What is expected. Gather each line of the entries below that includes "having".
=== Task data ===
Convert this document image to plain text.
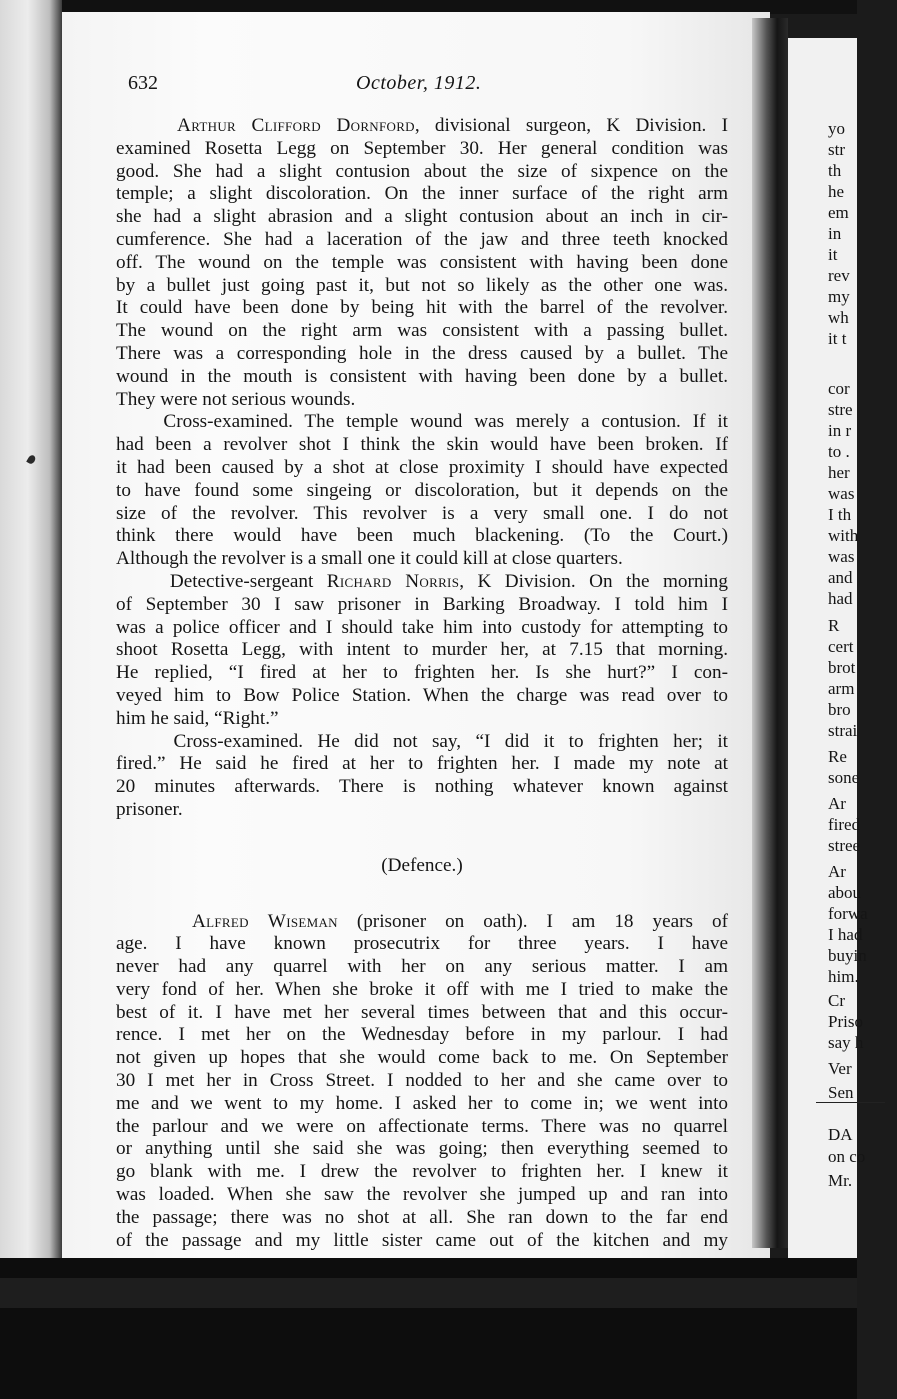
632	October, 1912.
Arthur Clifford Dornford, divisional surgeon, K Division. I
examined Rosetta Legg on September 30. Her general condition was
good. She had a slight contusion about the size of sixpence on the
temple; a slight discoloration. On the inner surface of the right arm
she had a slight abrasion and a slight contusion about an inch in cir-
cumference. She had a laceration of the jaw and three teeth knocked
off. The wound on the temple was consistent with having been done
by a bullet just going past it, but not so likely as the other one was.
It could have been done by being hit with the barrel of the revolver.
The wound on the right arm was consistent with a passing bullet.
There was a corresponding hole in the dress caused by a bullet. The
wound in the mouth is consistent with having been done by a bullet.
They were not serious wounds.
Cross-examined. The temple wound was merely a contusion. If it
had been a revolver shot I think the skin would have been broken. If
it had been caused by a shot at close proximity I should have expected
to have found some singeing or discoloration, but it depends on the
size of the revolver. This revolver is a very small one. I do not
think there would have been much blackening. (To the Court.)
Although the revolver is a small one it could kill at close quarters.
Detective-sergeant Richard Norris, K Division. On the morning
of September 30 I saw prisoner in Barking Broadway. I told him I
was a police officer and I should take him into custody for attempting to
shoot Rosetta Legg, with intent to murder her, at 7.15 that morning.
He replied, “I fired at her to frighten her. Is she hurt?” I con-
veyed him to Bow Police Station. When the charge was read over to
him he said, “Right.”
Cross-examined. He did not say, “I did it to frighten her; it
fired.” He said he fired at her to frighten her. I made my note at
20 minutes afterwards. There is nothing whatever known against
prisoner.
(Defence.)
Alfred Wiseman (prisoner on oath). I am 18 years of
age. I have known prosecutrix for three years. I have
never had any quarrel with her on any serious matter. I am
very fond of her. When she broke it off with me I tried to make the
best of it. I have met her several times between that and this occur-
rence. I met her on the Wednesday before in my parlour. I had
not given up hopes that she would come back to me. On September
30 I met her in Cross Street. I nodded to her and she came over to
me and we went to my home. I asked her to come in; we went into
the parlour and we were on affectionate terms. There was no quarrel
or anything until she said she was going; then everything seemed to
go blank with me. I drew the revolver to frighten her. I knew it
was loaded. When she saw the revolver she jumped up and ran into
the passage; there was no shot at all. She ran down to the far end
of the passage and my little sister came out of the kitchen and my
yo
str
th
he
em
in
it
rev
my
wh
it t
cor
stre
in r
to .
her
was
I th
with
was
and
had
R
cert
brot
arm
bro
strai
Re
sone
Ar
fired
stree
Ar
abou
forwa
I had
buyin
him.
Cr
Priso
say h
Ver
Sen
DA
on co
Mr.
===
Result for this exercise.
off. The wound on the temple was consistent with having been done
wound in the mouth is consistent with having been done by a bullet.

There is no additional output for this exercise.